▼▼▼

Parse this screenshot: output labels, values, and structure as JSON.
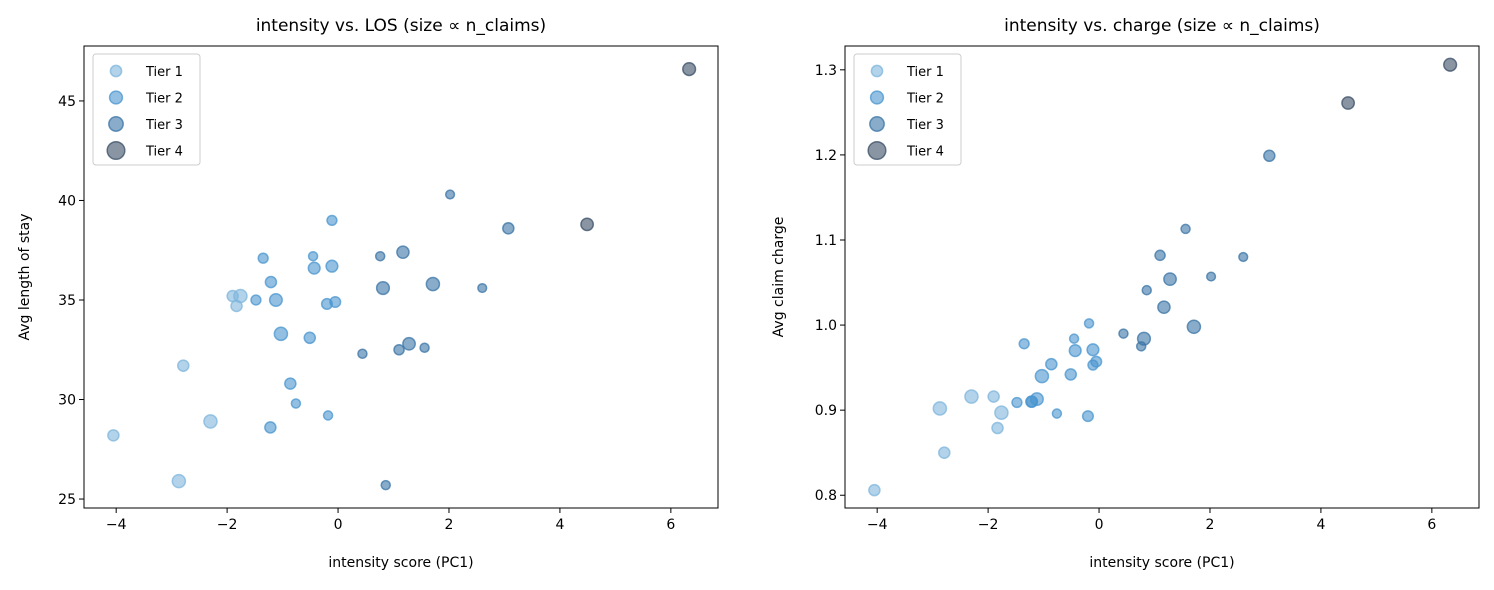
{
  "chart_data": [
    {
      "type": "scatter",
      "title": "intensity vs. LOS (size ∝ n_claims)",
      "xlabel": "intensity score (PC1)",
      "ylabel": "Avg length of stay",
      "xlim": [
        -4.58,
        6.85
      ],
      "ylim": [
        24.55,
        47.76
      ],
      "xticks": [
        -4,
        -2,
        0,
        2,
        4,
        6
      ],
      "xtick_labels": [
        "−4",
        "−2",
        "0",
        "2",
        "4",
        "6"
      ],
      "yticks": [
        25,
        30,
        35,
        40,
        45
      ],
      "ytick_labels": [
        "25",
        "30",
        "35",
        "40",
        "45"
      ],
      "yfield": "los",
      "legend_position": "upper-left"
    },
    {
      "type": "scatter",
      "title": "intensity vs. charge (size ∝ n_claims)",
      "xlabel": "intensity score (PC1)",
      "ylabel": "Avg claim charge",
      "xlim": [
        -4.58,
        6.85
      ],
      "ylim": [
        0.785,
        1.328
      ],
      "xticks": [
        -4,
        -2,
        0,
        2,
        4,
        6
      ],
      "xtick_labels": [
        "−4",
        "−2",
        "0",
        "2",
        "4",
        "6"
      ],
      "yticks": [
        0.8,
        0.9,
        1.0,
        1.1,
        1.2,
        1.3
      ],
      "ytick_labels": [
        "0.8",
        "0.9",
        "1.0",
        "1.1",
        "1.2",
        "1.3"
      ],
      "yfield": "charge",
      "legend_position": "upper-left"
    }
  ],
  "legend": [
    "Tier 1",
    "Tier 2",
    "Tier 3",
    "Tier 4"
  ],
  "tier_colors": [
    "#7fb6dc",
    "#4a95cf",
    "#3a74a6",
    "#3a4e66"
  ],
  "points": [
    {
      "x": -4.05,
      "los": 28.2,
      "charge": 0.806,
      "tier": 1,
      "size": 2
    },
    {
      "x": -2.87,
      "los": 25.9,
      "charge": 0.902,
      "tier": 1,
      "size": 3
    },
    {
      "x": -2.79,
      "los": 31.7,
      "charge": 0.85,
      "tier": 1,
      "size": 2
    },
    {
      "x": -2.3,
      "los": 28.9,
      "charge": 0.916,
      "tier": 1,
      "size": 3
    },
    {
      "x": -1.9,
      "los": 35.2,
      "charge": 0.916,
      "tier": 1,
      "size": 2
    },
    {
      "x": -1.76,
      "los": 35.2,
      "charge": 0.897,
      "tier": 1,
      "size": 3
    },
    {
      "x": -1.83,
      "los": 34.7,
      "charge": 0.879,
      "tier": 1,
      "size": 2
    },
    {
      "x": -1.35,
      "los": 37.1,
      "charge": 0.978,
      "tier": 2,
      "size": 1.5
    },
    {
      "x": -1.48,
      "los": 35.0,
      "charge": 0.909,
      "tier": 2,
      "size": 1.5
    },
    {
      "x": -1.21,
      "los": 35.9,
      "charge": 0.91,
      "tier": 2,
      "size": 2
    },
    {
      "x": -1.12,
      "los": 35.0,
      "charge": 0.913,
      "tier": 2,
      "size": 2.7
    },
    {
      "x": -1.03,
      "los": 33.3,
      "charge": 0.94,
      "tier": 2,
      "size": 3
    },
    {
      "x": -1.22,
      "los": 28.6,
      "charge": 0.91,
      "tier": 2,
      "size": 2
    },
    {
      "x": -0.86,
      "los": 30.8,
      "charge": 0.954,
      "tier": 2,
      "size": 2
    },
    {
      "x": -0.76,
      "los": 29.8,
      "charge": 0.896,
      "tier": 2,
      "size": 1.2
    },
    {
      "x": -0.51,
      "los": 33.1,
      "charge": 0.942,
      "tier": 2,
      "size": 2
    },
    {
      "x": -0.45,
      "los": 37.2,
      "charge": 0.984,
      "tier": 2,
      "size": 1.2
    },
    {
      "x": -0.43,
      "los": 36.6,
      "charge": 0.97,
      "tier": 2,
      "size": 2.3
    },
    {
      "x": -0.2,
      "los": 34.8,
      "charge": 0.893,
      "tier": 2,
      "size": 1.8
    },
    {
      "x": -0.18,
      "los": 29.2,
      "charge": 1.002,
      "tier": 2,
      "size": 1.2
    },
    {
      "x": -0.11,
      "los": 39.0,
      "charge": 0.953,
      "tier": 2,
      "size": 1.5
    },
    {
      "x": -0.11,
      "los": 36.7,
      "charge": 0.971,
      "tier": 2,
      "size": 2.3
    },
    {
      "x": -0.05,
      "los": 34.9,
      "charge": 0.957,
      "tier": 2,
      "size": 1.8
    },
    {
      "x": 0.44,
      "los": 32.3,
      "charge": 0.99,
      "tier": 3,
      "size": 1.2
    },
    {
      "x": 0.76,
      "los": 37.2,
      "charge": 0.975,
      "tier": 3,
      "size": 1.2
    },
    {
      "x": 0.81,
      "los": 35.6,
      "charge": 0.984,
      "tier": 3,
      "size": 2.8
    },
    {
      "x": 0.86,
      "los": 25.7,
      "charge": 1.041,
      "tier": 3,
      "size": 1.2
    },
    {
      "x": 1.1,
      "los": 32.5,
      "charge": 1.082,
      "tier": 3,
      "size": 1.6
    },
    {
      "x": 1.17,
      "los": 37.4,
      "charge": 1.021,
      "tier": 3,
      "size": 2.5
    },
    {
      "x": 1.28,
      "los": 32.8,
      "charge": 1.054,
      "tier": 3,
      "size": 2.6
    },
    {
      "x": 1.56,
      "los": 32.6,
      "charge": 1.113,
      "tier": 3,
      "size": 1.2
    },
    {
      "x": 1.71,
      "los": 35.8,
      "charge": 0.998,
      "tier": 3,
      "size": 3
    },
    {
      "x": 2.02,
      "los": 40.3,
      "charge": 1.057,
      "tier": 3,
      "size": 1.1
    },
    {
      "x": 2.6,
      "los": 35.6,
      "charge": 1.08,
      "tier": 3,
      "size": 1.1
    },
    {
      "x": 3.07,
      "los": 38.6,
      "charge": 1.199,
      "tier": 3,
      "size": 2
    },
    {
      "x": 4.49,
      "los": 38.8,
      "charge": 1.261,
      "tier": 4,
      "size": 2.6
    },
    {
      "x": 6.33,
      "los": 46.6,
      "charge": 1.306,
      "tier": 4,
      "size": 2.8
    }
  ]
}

▲▲▲

Looking at the data above, how many lines hold the word "intensity"? Respond with the number alone.

## Exercise response
4